### Exercise prompt
Show every line in the entries below where the word "monitor" appears.

— Begin Supplied data —

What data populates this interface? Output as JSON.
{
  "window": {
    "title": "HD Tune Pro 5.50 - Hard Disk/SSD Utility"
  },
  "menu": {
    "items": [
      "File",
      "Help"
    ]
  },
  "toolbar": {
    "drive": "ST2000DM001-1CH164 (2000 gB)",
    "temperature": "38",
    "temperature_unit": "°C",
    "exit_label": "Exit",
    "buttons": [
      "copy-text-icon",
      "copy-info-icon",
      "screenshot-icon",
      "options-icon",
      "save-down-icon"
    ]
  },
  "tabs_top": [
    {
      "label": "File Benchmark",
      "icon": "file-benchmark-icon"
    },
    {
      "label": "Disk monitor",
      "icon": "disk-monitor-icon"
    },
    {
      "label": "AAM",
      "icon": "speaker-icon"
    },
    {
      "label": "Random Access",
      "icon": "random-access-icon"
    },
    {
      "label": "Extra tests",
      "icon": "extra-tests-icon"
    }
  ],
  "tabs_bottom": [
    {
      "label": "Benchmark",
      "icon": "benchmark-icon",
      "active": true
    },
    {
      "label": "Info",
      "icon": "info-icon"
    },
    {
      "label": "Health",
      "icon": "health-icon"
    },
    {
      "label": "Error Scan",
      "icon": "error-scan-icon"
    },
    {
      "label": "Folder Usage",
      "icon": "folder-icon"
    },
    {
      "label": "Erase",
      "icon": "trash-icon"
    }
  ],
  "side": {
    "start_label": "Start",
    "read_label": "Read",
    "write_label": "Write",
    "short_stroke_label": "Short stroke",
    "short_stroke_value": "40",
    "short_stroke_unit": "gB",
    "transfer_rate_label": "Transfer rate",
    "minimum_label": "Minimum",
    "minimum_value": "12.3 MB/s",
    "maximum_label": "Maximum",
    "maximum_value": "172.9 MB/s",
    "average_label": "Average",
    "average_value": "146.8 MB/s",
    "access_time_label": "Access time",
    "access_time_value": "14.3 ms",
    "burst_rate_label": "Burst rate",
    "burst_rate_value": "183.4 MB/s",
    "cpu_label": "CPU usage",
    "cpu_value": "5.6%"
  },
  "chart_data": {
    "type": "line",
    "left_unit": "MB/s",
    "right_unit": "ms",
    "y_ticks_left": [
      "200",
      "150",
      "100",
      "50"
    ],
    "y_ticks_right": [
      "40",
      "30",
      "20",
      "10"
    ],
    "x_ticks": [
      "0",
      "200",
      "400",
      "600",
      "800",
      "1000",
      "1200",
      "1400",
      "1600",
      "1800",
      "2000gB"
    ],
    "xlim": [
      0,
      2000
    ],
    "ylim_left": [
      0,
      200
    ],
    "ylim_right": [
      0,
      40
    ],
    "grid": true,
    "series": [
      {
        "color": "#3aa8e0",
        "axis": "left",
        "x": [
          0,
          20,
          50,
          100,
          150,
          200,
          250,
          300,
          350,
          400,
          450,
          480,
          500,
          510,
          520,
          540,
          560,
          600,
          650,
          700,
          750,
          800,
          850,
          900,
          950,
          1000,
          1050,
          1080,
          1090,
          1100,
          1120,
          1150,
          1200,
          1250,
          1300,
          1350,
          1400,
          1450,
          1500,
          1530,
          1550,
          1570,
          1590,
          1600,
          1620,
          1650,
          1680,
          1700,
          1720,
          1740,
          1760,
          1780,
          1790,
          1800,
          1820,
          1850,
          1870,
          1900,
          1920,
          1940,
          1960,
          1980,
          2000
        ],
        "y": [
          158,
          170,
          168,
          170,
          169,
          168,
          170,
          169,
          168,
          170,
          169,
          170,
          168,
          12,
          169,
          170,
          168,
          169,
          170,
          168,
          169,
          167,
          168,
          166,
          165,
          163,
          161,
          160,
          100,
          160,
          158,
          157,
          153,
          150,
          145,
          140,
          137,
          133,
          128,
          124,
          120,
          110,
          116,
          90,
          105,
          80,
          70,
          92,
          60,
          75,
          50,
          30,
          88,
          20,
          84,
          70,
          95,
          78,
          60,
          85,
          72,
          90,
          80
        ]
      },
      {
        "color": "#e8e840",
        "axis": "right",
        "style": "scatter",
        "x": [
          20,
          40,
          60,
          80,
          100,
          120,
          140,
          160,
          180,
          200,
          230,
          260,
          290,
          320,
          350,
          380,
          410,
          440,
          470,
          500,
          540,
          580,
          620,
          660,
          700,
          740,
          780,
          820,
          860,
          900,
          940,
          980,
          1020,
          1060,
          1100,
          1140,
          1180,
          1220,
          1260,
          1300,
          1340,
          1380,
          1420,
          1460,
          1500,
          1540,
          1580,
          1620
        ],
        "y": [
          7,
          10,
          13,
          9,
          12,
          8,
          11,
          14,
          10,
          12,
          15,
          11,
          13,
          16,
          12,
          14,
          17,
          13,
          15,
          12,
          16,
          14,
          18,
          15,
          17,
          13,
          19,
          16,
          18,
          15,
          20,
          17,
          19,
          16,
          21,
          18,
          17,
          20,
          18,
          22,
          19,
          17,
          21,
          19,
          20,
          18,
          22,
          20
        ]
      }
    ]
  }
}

— End Supplied data —

### Task output
      "label": "Disk monitor",
      "icon": "disk-monitor-icon"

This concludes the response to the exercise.